====== Records for the task

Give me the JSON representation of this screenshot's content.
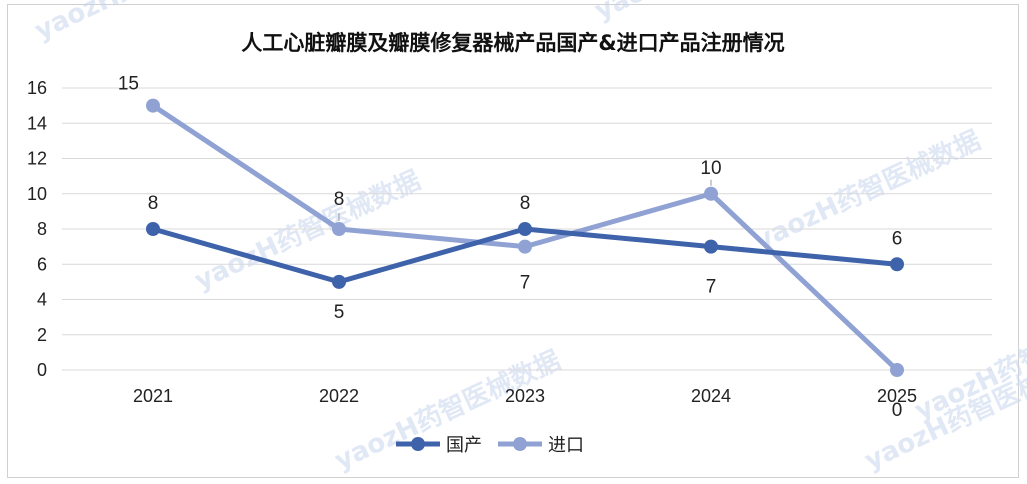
{
  "chart_data": {
    "type": "line",
    "title": "人工心脏瓣膜及瓣膜修复器械产品国产&进口产品注册情况",
    "categories": [
      "2021",
      "2022",
      "2023",
      "2024",
      "2025"
    ],
    "series": [
      {
        "name": "国产",
        "values": [
          8,
          5,
          8,
          7,
          6
        ],
        "color": "#3e63aa"
      },
      {
        "name": "进口",
        "values": [
          15,
          8,
          7,
          10,
          0
        ],
        "color": "#8fa2d3"
      }
    ],
    "ylim": [
      0,
      16
    ],
    "yticks": [
      0,
      2,
      4,
      6,
      8,
      10,
      12,
      14,
      16
    ],
    "grid": true,
    "legend": "bottom"
  },
  "watermark": {
    "text": "yaozH药智医械数据",
    "color": "#c9d6ee"
  }
}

============

# Stated problem
Search the entries for the word "color", then list each line that holds it.

# Written answer
        "color": "#3e63aa"
        "color": "#8fa2d3"
    "color": "#c9d6ee"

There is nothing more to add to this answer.